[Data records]
######

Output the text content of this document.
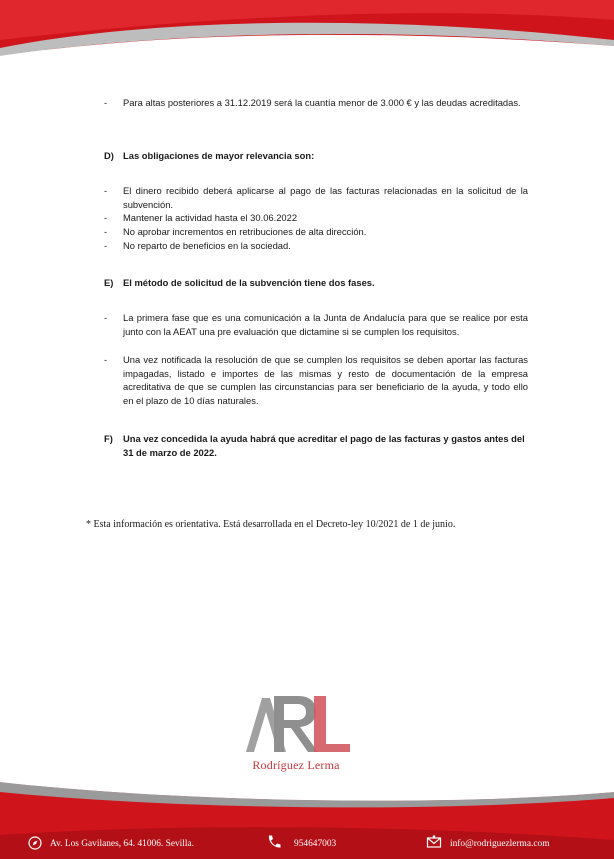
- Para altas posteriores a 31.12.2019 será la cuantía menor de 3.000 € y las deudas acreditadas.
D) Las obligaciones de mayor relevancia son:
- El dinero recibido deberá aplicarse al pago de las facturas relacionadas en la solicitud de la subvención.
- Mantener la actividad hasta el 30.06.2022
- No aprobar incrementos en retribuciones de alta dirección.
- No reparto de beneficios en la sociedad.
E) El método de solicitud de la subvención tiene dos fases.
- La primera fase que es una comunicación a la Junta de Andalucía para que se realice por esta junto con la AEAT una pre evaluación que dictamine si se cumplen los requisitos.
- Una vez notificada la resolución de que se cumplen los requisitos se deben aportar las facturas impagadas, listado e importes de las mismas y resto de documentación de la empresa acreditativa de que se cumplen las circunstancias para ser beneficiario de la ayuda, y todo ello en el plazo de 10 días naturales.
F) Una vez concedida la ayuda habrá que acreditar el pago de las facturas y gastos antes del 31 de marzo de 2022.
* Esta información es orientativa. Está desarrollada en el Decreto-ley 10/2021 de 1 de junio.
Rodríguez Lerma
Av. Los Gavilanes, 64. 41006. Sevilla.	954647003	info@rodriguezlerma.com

######

◆ PROBLEM TO SOLVE ◆
Omit pictures; set down the rest of the material word for word.

◆ CORRECT ANSWER ◆
Output the text content of this document.
- Para altas posteriores a 31.12.2019 será la cuantía menor de 3.000 € y las deudas acreditadas.
D) Las obligaciones de mayor relevancia son:
- El dinero recibido deberá aplicarse al pago de las facturas relacionadas en la solicitud de la subvención.
- Mantener la actividad hasta el 30.06.2022
- No aprobar incrementos en retribuciones de alta dirección.
- No reparto de beneficios en la sociedad.
E) El método de solicitud de la subvención tiene dos fases.
- La primera fase que es una comunicación a la Junta de Andalucía para que se realice por esta junto con la AEAT una pre evaluación que dictamine si se cumplen los requisitos.
- Una vez notificada la resolución de que se cumplen los requisitos se deben aportar las facturas impagadas, listado e importes de las mismas y resto de documentación de la empresa acreditativa de que se cumplen las circunstancias para ser beneficiario de la ayuda, y todo ello en el plazo de 10 días naturales.
F) Una vez concedida la ayuda habrá que acreditar el pago de las facturas y gastos antes del 31 de marzo de 2022.
* Esta información es orientativa. Está desarrollada en el Decreto-ley 10/2021 de 1 de junio.
Rodríguez Lerma
Av. Los Gavilanes, 64. 41006. Sevilla.	954647003	info@rodriguezlerma.com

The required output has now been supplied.